■ RECORDS SUPPLIED:

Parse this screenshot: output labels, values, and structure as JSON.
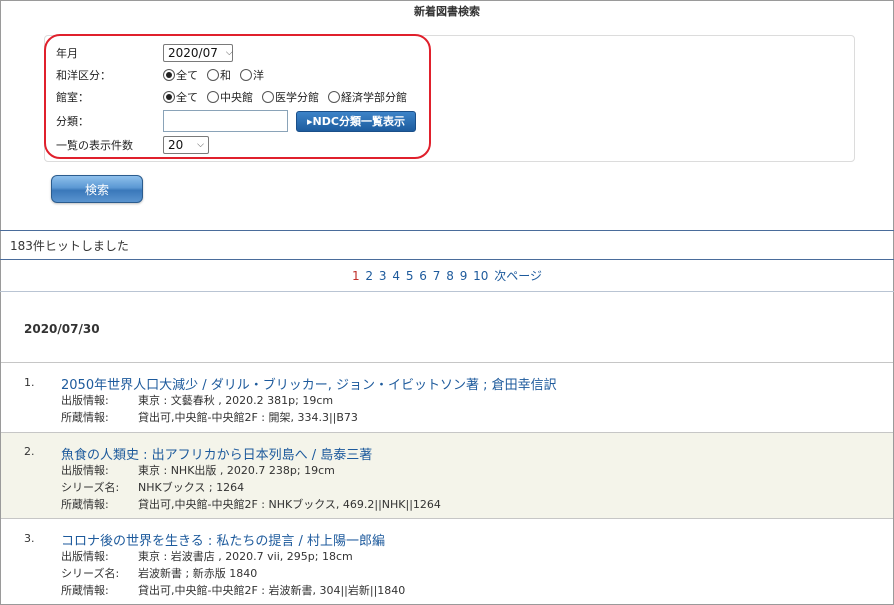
{
  "page": {
    "title": "新着図書検索"
  },
  "form": {
    "year_month": {
      "label": "年月",
      "value": "2020/07"
    },
    "wayo": {
      "label": "和洋区分：",
      "options": [
        {
          "label": "全て",
          "selected": true
        },
        {
          "label": "和",
          "selected": false
        },
        {
          "label": "洋",
          "selected": false
        }
      ]
    },
    "library": {
      "label": "館室：",
      "options": [
        {
          "label": "全て",
          "selected": true
        },
        {
          "label": "中央館",
          "selected": false
        },
        {
          "label": "医学分館",
          "selected": false
        },
        {
          "label": "経済学部分館",
          "selected": false
        }
      ]
    },
    "classification": {
      "label": "分類：",
      "value": "",
      "ndc_button": "▸NDC分類一覧表示"
    },
    "per_page": {
      "label": "一覧の表示件数",
      "value": "20"
    },
    "search_button": "検索"
  },
  "results": {
    "hit_text": "183件ヒットしました",
    "pager": {
      "current": "1",
      "pages": [
        "2",
        "3",
        "4",
        "5",
        "6",
        "7",
        "8",
        "9",
        "10"
      ],
      "next": "次ページ"
    },
    "date_heading": "2020/07/30",
    "records": [
      {
        "num": "1.",
        "title": "2050年世界人口大減少 / ダリル・ブリッカー, ジョン・イビットソン著 ; 倉田幸信訳",
        "pub_label": "出版情報:",
        "pub": "東京 : 文藝春秋 , 2020.2 381p; 19cm",
        "holding_label": "所蔵情報:",
        "holding": "貸出可,中央館-中央館2F : 開架, 334.3||B73"
      },
      {
        "num": "2.",
        "title": "魚食の人類史 : 出アフリカから日本列島へ / 島泰三著",
        "pub_label": "出版情報:",
        "pub": "東京 : NHK出版 , 2020.7 238p; 19cm",
        "series_label": "シリーズ名:",
        "series": "NHKブックス ; 1264",
        "holding_label": "所蔵情報:",
        "holding": "貸出可,中央館-中央館2F : NHKブックス, 469.2||NHK||1264"
      },
      {
        "num": "3.",
        "title": "コロナ後の世界を生きる : 私たちの提言 / 村上陽一郎編",
        "pub_label": "出版情報:",
        "pub": "東京 : 岩波書店 , 2020.7 vii, 295p; 18cm",
        "series_label": "シリーズ名:",
        "series": "岩波新書 ; 新赤版 1840",
        "holding_label": "所蔵情報:",
        "holding": "貸出可,中央館-中央館2F : 岩波新書, 304||岩新||1840"
      }
    ]
  },
  "colors": {
    "link": "#1d5a9c",
    "current_page": "#c0302a",
    "highlight": "#e0202c",
    "alt_row": "#f4f4ea"
  }
}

■ SHORT EXERCISE:
Point out every line holding the string "NHKブックス" and copy it.

■ FULL RESPONSE:
        "series": "NHKブックス ; 1264",
        "holding": "貸出可,中央館-中央館2F : NHKブックス, 469.2||NHK||1264"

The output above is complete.